## begin
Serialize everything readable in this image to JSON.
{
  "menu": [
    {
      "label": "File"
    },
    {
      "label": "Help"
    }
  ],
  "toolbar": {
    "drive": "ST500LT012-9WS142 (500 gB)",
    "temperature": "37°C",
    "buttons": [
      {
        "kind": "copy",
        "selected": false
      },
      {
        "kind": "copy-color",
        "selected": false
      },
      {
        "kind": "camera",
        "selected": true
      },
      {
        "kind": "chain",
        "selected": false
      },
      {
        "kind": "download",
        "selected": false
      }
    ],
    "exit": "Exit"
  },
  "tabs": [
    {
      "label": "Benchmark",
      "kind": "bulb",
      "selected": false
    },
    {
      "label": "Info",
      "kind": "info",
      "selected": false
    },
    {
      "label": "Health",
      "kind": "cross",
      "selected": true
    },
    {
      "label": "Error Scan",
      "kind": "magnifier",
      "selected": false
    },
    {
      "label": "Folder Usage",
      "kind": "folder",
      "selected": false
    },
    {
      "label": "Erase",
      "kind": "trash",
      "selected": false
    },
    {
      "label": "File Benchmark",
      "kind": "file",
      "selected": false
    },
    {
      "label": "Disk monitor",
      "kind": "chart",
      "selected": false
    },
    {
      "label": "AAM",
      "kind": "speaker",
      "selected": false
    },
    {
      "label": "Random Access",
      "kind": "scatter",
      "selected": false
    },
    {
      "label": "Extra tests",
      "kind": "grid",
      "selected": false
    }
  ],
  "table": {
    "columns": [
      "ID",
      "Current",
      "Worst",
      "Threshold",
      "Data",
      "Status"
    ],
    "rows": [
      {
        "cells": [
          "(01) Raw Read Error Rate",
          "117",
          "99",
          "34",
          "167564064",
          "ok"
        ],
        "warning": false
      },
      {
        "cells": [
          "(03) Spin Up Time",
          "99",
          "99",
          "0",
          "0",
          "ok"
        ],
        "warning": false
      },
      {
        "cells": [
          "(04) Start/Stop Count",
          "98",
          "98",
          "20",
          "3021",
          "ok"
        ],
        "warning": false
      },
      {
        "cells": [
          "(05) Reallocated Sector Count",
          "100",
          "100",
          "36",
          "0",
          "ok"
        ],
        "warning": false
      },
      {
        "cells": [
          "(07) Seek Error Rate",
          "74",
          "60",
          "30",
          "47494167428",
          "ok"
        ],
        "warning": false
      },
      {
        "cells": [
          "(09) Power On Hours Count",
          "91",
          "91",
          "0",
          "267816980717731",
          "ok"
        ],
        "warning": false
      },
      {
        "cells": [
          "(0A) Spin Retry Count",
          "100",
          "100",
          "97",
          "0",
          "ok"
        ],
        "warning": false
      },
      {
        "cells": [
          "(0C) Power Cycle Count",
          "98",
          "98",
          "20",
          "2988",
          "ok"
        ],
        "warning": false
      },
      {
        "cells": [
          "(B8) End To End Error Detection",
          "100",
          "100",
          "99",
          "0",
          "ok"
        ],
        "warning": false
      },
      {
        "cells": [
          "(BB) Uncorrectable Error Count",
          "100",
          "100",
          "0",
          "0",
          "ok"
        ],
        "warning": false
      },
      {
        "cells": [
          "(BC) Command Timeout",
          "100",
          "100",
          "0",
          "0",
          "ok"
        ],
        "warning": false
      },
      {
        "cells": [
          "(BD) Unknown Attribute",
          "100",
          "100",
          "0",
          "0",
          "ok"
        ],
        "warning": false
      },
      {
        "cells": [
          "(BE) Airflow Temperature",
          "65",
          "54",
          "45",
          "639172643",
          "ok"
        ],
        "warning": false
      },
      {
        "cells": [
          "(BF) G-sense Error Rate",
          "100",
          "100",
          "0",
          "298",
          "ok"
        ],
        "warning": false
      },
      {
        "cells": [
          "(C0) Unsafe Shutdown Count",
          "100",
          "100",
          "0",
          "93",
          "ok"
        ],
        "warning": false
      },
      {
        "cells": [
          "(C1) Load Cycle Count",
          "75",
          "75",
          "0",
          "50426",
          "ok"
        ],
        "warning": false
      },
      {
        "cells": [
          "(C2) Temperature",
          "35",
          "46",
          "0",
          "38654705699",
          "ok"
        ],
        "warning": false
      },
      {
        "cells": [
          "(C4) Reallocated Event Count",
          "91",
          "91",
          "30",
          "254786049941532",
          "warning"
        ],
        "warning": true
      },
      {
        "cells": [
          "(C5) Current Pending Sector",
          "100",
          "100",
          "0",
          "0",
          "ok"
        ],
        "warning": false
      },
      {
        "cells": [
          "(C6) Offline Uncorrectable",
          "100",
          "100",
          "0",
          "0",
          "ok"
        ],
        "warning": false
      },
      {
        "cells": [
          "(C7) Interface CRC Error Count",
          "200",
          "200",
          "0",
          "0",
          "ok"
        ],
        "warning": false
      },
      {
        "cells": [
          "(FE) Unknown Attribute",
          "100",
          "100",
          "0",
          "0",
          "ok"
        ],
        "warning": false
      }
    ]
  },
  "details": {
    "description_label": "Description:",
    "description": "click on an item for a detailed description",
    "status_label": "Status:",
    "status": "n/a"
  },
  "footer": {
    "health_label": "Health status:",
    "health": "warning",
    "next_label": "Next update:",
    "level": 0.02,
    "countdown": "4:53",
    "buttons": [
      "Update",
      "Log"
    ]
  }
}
## end
▶ Exercise aim
Copy, from the material, each line that holds the string "Reallocated".

▶ Task answer
          "(05) Reallocated Sector Count",
          "(C4) Reallocated Event Count",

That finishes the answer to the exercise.